*What the exercise asks:* Transcribe the whole listing without a single picture.

-- begin Exercise input --

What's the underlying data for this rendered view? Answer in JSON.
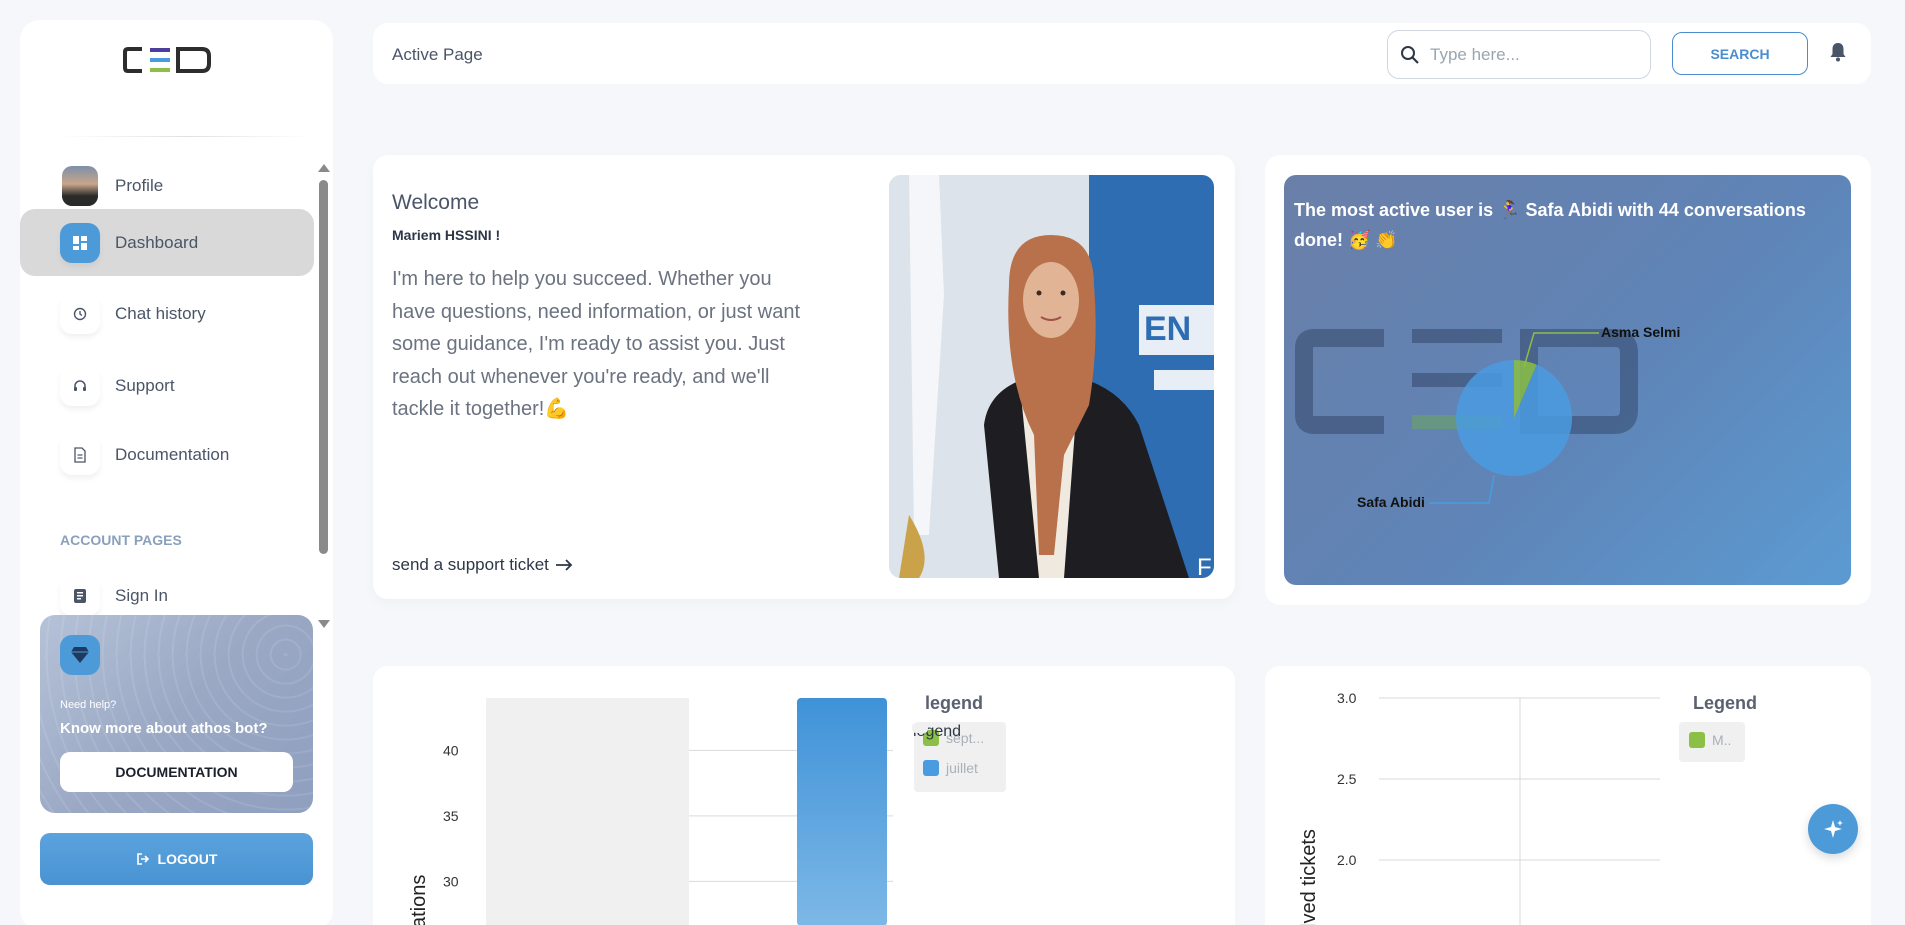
{
  "sidebar": {
    "items": [
      {
        "label": "Profile",
        "icon": "avatar"
      },
      {
        "label": "Dashboard",
        "icon": "dashboard-icon"
      },
      {
        "label": "Chat history",
        "icon": "history-icon"
      },
      {
        "label": "Support",
        "icon": "headset-icon"
      },
      {
        "label": "Documentation",
        "icon": "document-icon"
      }
    ],
    "account_section": "ACCOUNT PAGES",
    "account_items": [
      {
        "label": "Sign In",
        "icon": "sign-in-icon"
      }
    ],
    "help": {
      "small": "Need help?",
      "big": "Know more about athos bot?",
      "button": "DOCUMENTATION"
    },
    "logout": "LOGOUT"
  },
  "navbar": {
    "breadcrumb": "Active Page",
    "search_placeholder": "Type here...",
    "search_button": "SEARCH"
  },
  "welcome": {
    "title": "Welcome",
    "name": "Mariem HSSINI !",
    "text": "I'm here to help you succeed. Whether you have questions, need information, or just want some guidance, I'm ready to assist you. Just reach out whenever you're ready, and we'll tackle it together!💪",
    "link": "send a support ticket"
  },
  "active_user": {
    "text": "The most active user is 🏃‍♀️ Safa Abidi with 44 conversations done! 🥳 👏",
    "chart_data": {
      "type": "pie",
      "slices": [
        {
          "label": "Safa Abidi",
          "value": 44,
          "color": "#4a9be0"
        },
        {
          "label": "Asma Selmi",
          "value": 3,
          "color": "#8bbf45"
        }
      ]
    }
  },
  "chart_data": [
    {
      "type": "bar",
      "categories": [
        "sept...",
        "juillet"
      ],
      "series": [
        {
          "name": "sept...",
          "values": [
            null,
            null
          ],
          "color": "#8bbf45"
        },
        {
          "name": "juillet",
          "values": [
            null,
            44
          ],
          "color": "#4a9be0"
        }
      ],
      "ylabel": "ations",
      "yticks": [
        30,
        35,
        40
      ],
      "legend_title": "legend"
    },
    {
      "type": "line",
      "ylabel": "lved tickets",
      "yticks": [
        "3.0",
        "2.5",
        "2.0"
      ],
      "legend_title": "Legend",
      "series": [
        {
          "name": "M..",
          "color": "#8bbf45"
        }
      ]
    }
  ],
  "colors": {
    "accent": "#4d9ad9",
    "active_nav": "#d9d9d9"
  }
}
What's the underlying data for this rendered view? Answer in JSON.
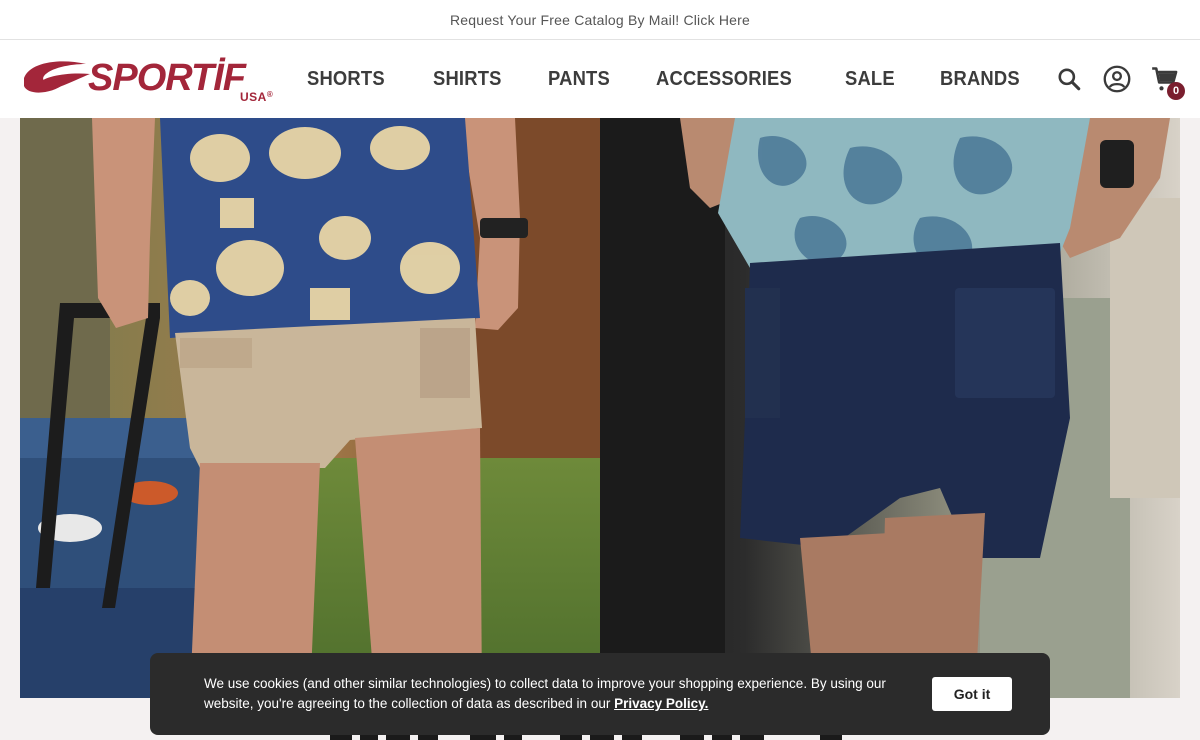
{
  "announcement": {
    "text": "Request Your Free Catalog By Mail! Click Here"
  },
  "brand": {
    "name": "SPORTİF",
    "sub": "USA",
    "reg": "®",
    "color": "#a3263a"
  },
  "nav": {
    "items": [
      {
        "label": "SHORTS"
      },
      {
        "label": "SHIRTS"
      },
      {
        "label": "PANTS"
      },
      {
        "label": "ACCESSORIES"
      },
      {
        "label": "SALE"
      },
      {
        "label": "BRANDS"
      }
    ]
  },
  "header_icons": {
    "search": "search-icon",
    "account": "account-icon",
    "cart": "cart-icon",
    "cart_count": "0"
  },
  "hero": {
    "left": {
      "description_icon": "photo-man-khaki-shorts-hawaiian-shirt-cooler"
    },
    "right": {
      "description_icon": "photo-man-navy-shorts-teal-print-shirt"
    }
  },
  "cookie": {
    "text": "We use cookies (and other similar technologies) to collect data to improve your shopping experience. By using our website, you're agreeing to the collection of data as described in our",
    "link_label": "Privacy Policy.",
    "button_label": "Got it"
  },
  "colors": {
    "accent": "#a3263a",
    "cookie_bg": "#2b2b2b",
    "badge": "#7a1e2e"
  }
}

-- end Exercise input --

*Reply:*
What's the underlying data for this rendered view? Answer in JSON.
{
  "sidebar": {
    "items": [
      {
        "label": "Profile",
        "icon": "avatar"
      },
      {
        "label": "Dashboard",
        "icon": "dashboard-icon"
      },
      {
        "label": "Chat history",
        "icon": "history-icon"
      },
      {
        "label": "Support",
        "icon": "headset-icon"
      },
      {
        "label": "Documentation",
        "icon": "document-icon"
      }
    ],
    "account_section": "ACCOUNT PAGES",
    "account_items": [
      {
        "label": "Sign In",
        "icon": "sign-in-icon"
      }
    ],
    "help": {
      "small": "Need help?",
      "big": "Know more about athos bot?",
      "button": "DOCUMENTATION"
    },
    "logout": "LOGOUT"
  },
  "navbar": {
    "breadcrumb": "Active Page",
    "search_placeholder": "Type here...",
    "search_button": "SEARCH"
  },
  "welcome": {
    "title": "Welcome",
    "name": "Mariem HSSINI !",
    "text": "I'm here to help you succeed. Whether you have questions, need information, or just want some guidance, I'm ready to assist you. Just reach out whenever you're ready, and we'll tackle it together!💪",
    "link": "send a support ticket"
  },
  "active_user": {
    "text": "The most active user is 🏃‍♀️ Safa Abidi with 44 conversations done! 🥳 👏",
    "chart_data": {
      "type": "pie",
      "slices": [
        {
          "label": "Safa Abidi",
          "value": 44,
          "color": "#4a9be0"
        },
        {
          "label": "Asma Selmi",
          "value": 3,
          "color": "#8bbf45"
        }
      ]
    }
  },
  "chart_data": [
    {
      "type": "bar",
      "categories": [
        "sept...",
        "juillet"
      ],
      "series": [
        {
          "name": "sept...",
          "values": [
            null,
            null
          ],
          "color": "#8bbf45"
        },
        {
          "name": "juillet",
          "values": [
            null,
            44
          ],
          "color": "#4a9be0"
        }
      ],
      "ylabel": "ations",
      "yticks": [
        30,
        35,
        40
      ],
      "legend_title": "legend"
    },
    {
      "type": "line",
      "ylabel": "lved tickets",
      "yticks": [
        "3.0",
        "2.5",
        "2.0"
      ],
      "legend_title": "Legend",
      "series": [
        {
          "name": "M..",
          "color": "#8bbf45"
        }
      ]
    }
  ],
  "colors": {
    "accent": "#4d9ad9",
    "active_nav": "#d9d9d9"
  }
}
What's the underlying data for this rendered view? Answer in JSON.
{
  "announcement": {
    "text": "Request Your Free Catalog By Mail! Click Here"
  },
  "brand": {
    "name": "SPORTİF",
    "sub": "USA",
    "reg": "®",
    "color": "#a3263a"
  },
  "nav": {
    "items": [
      {
        "label": "SHORTS"
      },
      {
        "label": "SHIRTS"
      },
      {
        "label": "PANTS"
      },
      {
        "label": "ACCESSORIES"
      },
      {
        "label": "SALE"
      },
      {
        "label": "BRANDS"
      }
    ]
  },
  "header_icons": {
    "search": "search-icon",
    "account": "account-icon",
    "cart": "cart-icon",
    "cart_count": "0"
  },
  "hero": {
    "left": {
      "description_icon": "photo-man-khaki-shorts-hawaiian-shirt-cooler"
    },
    "right": {
      "description_icon": "photo-man-navy-shorts-teal-print-shirt"
    }
  },
  "cookie": {
    "text": "We use cookies (and other similar technologies) to collect data to improve your shopping experience. By using our website, you're agreeing to the collection of data as described in our",
    "link_label": "Privacy Policy.",
    "button_label": "Got it"
  },
  "colors": {
    "accent": "#a3263a",
    "cookie_bg": "#2b2b2b",
    "badge": "#7a1e2e"
  }
}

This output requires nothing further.